## Exercise requirements:
Write out, precisely and in full, each line of the material.
Start of Data for this task
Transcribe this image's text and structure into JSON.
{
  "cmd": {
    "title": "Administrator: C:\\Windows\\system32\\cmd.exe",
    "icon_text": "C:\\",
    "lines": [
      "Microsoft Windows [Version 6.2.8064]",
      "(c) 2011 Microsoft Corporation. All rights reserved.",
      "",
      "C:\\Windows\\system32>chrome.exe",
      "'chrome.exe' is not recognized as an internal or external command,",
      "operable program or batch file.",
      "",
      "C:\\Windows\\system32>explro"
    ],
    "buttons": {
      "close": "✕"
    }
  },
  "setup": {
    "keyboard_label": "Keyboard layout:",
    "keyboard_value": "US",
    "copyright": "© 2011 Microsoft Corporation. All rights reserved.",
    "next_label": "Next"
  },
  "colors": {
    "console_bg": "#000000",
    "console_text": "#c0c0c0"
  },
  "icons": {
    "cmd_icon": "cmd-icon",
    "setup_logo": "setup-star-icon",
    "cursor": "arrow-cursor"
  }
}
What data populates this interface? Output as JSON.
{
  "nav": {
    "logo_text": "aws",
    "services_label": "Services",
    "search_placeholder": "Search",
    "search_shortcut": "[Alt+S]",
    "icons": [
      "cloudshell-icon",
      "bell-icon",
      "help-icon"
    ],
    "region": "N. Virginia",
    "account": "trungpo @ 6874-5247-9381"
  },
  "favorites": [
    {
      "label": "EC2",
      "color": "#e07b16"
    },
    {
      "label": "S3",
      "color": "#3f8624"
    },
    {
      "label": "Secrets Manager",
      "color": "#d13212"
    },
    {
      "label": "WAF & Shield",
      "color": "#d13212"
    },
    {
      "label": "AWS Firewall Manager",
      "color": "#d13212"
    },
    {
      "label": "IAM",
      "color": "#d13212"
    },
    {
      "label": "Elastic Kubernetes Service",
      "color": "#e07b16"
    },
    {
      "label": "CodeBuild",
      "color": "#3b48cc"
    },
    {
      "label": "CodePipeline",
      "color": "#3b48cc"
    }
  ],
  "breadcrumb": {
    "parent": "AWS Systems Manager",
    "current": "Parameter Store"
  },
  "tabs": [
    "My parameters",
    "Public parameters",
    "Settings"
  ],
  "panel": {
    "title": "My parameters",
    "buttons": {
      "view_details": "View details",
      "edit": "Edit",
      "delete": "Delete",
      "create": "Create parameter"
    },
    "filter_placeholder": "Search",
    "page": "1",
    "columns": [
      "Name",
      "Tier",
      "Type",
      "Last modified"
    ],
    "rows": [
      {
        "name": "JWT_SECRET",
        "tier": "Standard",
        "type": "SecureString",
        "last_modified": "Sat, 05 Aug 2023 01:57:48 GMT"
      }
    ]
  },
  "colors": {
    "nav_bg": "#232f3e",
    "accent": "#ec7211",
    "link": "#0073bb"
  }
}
End of Data for this task
## Final answer:
Transcribe this image's text and structure into JSON.
{
  "cmd": {
    "title": "Administrator: C:\\Windows\\system32\\cmd.exe",
    "icon_text": "C:\\",
    "lines": [
      "Microsoft Windows [Version 6.2.8064]",
      "(c) 2011 Microsoft Corporation. All rights reserved.",
      "",
      "C:\\Windows\\system32>chrome.exe",
      "'chrome.exe' is not recognized as an internal or external command,",
      "operable program or batch file.",
      "",
      "C:\\Windows\\system32>explro"
    ],
    "buttons": {
      "close": "✕"
    }
  },
  "setup": {
    "keyboard_label": "Keyboard layout:",
    "keyboard_value": "US",
    "copyright": "© 2011 Microsoft Corporation. All rights reserved.",
    "next_label": "Next"
  },
  "colors": {
    "console_bg": "#000000",
    "console_text": "#c0c0c0"
  },
  "icons": {
    "cmd_icon": "cmd-icon",
    "setup_logo": "setup-star-icon",
    "cursor": "arrow-cursor"
  }
}
What data populates this interface? Output as JSON.
{
  "nav": {
    "logo_text": "aws",
    "services_label": "Services",
    "search_placeholder": "Search",
    "search_shortcut": "[Alt+S]",
    "icons": [
      "cloudshell-icon",
      "bell-icon",
      "help-icon"
    ],
    "region": "N. Virginia",
    "account": "trungpo @ 6874-5247-9381"
  },
  "favorites": [
    {
      "label": "EC2",
      "color": "#e07b16"
    },
    {
      "label": "S3",
      "color": "#3f8624"
    },
    {
      "label": "Secrets Manager",
      "color": "#d13212"
    },
    {
      "label": "WAF & Shield",
      "color": "#d13212"
    },
    {
      "label": "AWS Firewall Manager",
      "color": "#d13212"
    },
    {
      "label": "IAM",
      "color": "#d13212"
    },
    {
      "label": "Elastic Kubernetes Service",
      "color": "#e07b16"
    },
    {
      "label": "CodeBuild",
      "color": "#3b48cc"
    },
    {
      "label": "CodePipeline",
      "color": "#3b48cc"
    }
  ],
  "breadcrumb": {
    "parent": "AWS Systems Manager",
    "current": "Parameter Store"
  },
  "tabs": [
    "My parameters",
    "Public parameters",
    "Settings"
  ],
  "panel": {
    "title": "My parameters",
    "buttons": {
      "view_details": "View details",
      "edit": "Edit",
      "delete": "Delete",
      "create": "Create parameter"
    },
    "filter_placeholder": "Search",
    "page": "1",
    "columns": [
      "Name",
      "Tier",
      "Type",
      "Last modified"
    ],
    "rows": [
      {
        "name": "JWT_SECRET",
        "tier": "Standard",
        "type": "SecureString",
        "last_modified": "Sat, 05 Aug 2023 01:57:48 GMT"
      }
    ]
  },
  "colors": {
    "nav_bg": "#232f3e",
    "accent": "#ec7211",
    "link": "#0073bb"
  }
}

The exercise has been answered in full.